* _SHORT EXERCISE_
Leave every picture out and write out the records below exactly.

* _Data records_

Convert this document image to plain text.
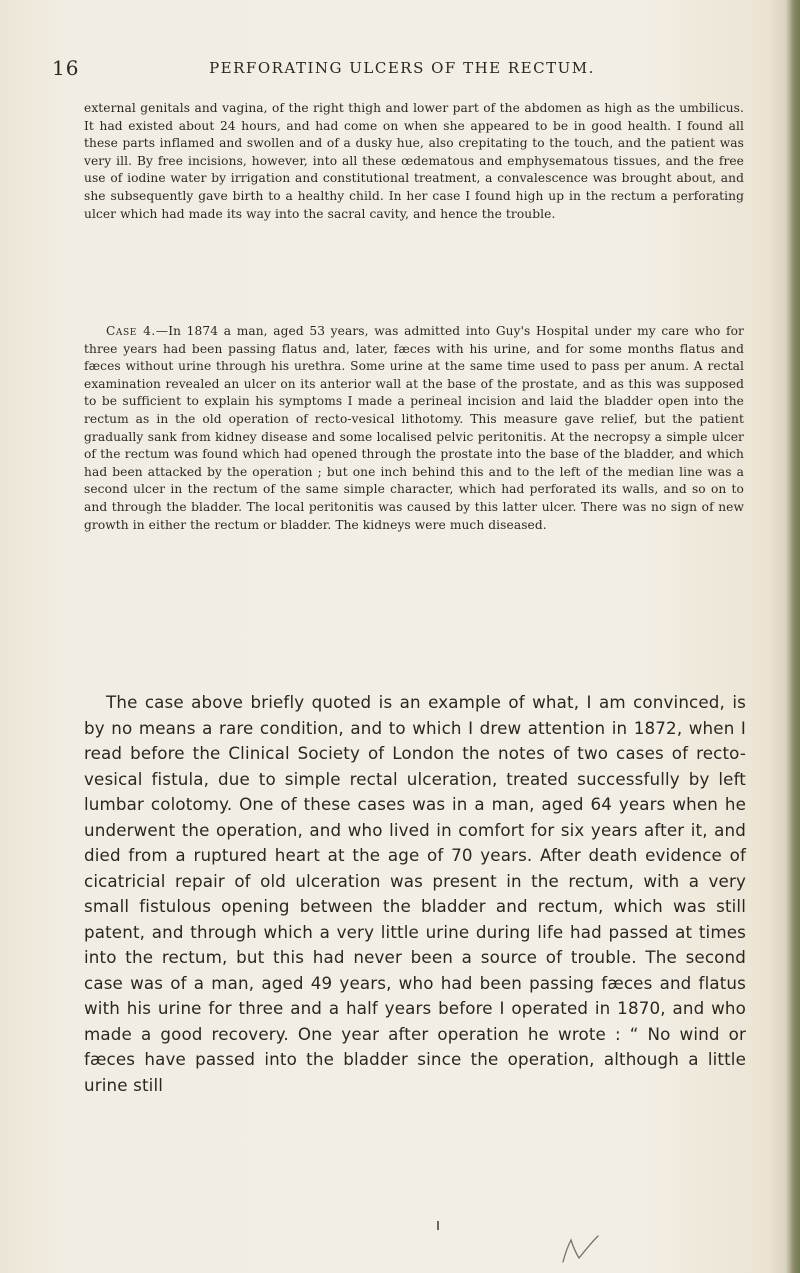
16	PERFORATING ULCERS OF THE RECTUM.

external genitals and vagina, of the right thigh and lower part of the abdomen as high as the umbilicus. It had existed about 24 hours, and had come on when she appeared to be in good health. I found all these parts inflamed and swollen and of a dusky hue, also crepitating to the touch, and the patient was very ill. By free incisions, however, into all these œdematous and emphysematous tissues, and the free use of iodine water by irrigation and constitutional treatment, a convalescence was brought about, and she subsequently gave birth to a healthy child. In her case I found high up in the rectum a perforating ulcer which had made its way into the sacral cavity, and hence the trouble.

Case 4.—In 1874 a man, aged 53 years, was admitted into Guy's Hospital under my care who for three years had been passing flatus and, later, fæces with his urine, and for some months flatus and fæces without urine through his urethra. Some urine at the same time used to pass per anum. A rectal examination revealed an ulcer on its anterior wall at the base of the prostate, and as this was supposed to be sufficient to explain his symptoms I made a perineal incision and laid the bladder open into the rectum as in the old operation of recto-vesical lithotomy. This measure gave relief, but the patient gradually sank from kidney disease and some localised pelvic peritonitis. At the necropsy a simple ulcer of the rectum was found which had opened through the prostate into the base of the bladder, and which had been attacked by the operation ; but one inch behind this and to the left of the median line was a second ulcer in the rectum of the same simple character, which had perforated its walls, and so on to and through the bladder. The local peritonitis was caused by this latter ulcer. There was no sign of new growth in either the rectum or bladder. The kidneys were much diseased.

The case above briefly quoted is an example of what, I am convinced, is by no means a rare condition, and to which I drew attention in 1872, when I read before the Clinical Society of London the notes of two cases of recto-vesical fistula, due to simple rectal ulceration, treated successfully by left lumbar colotomy. One of these cases was in a man, aged 64 years when he underwent the operation, and who lived in comfort for six years after it, and died from a ruptured heart at the age of 70 years. After death evidence of cicatricial repair of old ulceration was present in the rectum, with a very small fistulous opening between the bladder and rectum, which was still patent, and through which a very little urine during life had passed at times into the rectum, but this had never been a source of trouble. The second case was of a man, aged 49 years, who had been passing fæces and flatus with his urine for three and a half years before I operated in 1870, and who made a good recovery. One year after operation he wrote : “ No wind or fæces have passed into the bladder since the operation, although a little urine still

* _RESULT OF THIS TASK_
Convert this document image to plain text.
16	PERFORATING ULCERS OF THE RECTUM.

external genitals and vagina, of the right thigh and lower part of the abdomen as high as the umbilicus. It had existed about 24 hours, and had come on when she appeared to be in good health. I found all these parts inflamed and swollen and of a dusky hue, also crepitating to the touch, and the patient was very ill. By free incisions, however, into all these œdematous and emphysematous tissues, and the free use of iodine water by irrigation and constitutional treatment, a convalescence was brought about, and she subsequently gave birth to a healthy child. In her case I found high up in the rectum a perforating ulcer which had made its way into the sacral cavity, and hence the trouble.

Case 4.—In 1874 a man, aged 53 years, was admitted into Guy's Hospital under my care who for three years had been passing flatus and, later, fæces with his urine, and for some months flatus and fæces without urine through his urethra. Some urine at the same time used to pass per anum. A rectal examination revealed an ulcer on its anterior wall at the base of the prostate, and as this was supposed to be sufficient to explain his symptoms I made a perineal incision and laid the bladder open into the rectum as in the old operation of recto-vesical lithotomy. This measure gave relief, but the patient gradually sank from kidney disease and some localised pelvic peritonitis. At the necropsy a simple ulcer of the rectum was found which had opened through the prostate into the base of the bladder, and which had been attacked by the operation ; but one inch behind this and to the left of the median line was a second ulcer in the rectum of the same simple character, which had perforated its walls, and so on to and through the bladder. The local peritonitis was caused by this latter ulcer. There was no sign of new growth in either the rectum or bladder. The kidneys were much diseased.

The case above briefly quoted is an example of what, I am convinced, is by no means a rare condition, and to which I drew attention in 1872, when I read before the Clinical Society of London the notes of two cases of recto-vesical fistula, due to simple rectal ulceration, treated successfully by left lumbar colotomy. One of these cases was in a man, aged 64 years when he underwent the operation, and who lived in comfort for six years after it, and died from a ruptured heart at the age of 70 years. After death evidence of cicatricial repair of old ulceration was present in the rectum, with a very small fistulous opening between the bladder and rectum, which was still patent, and through which a very little urine during life had passed at times into the rectum, but this had never been a source of trouble. The second case was of a man, aged 49 years, who had been passing fæces and flatus with his urine for three and a half years before I operated in 1870, and who made a good recovery. One year after operation he wrote : “ No wind or fæces have passed into the bladder since the operation, although a little urine still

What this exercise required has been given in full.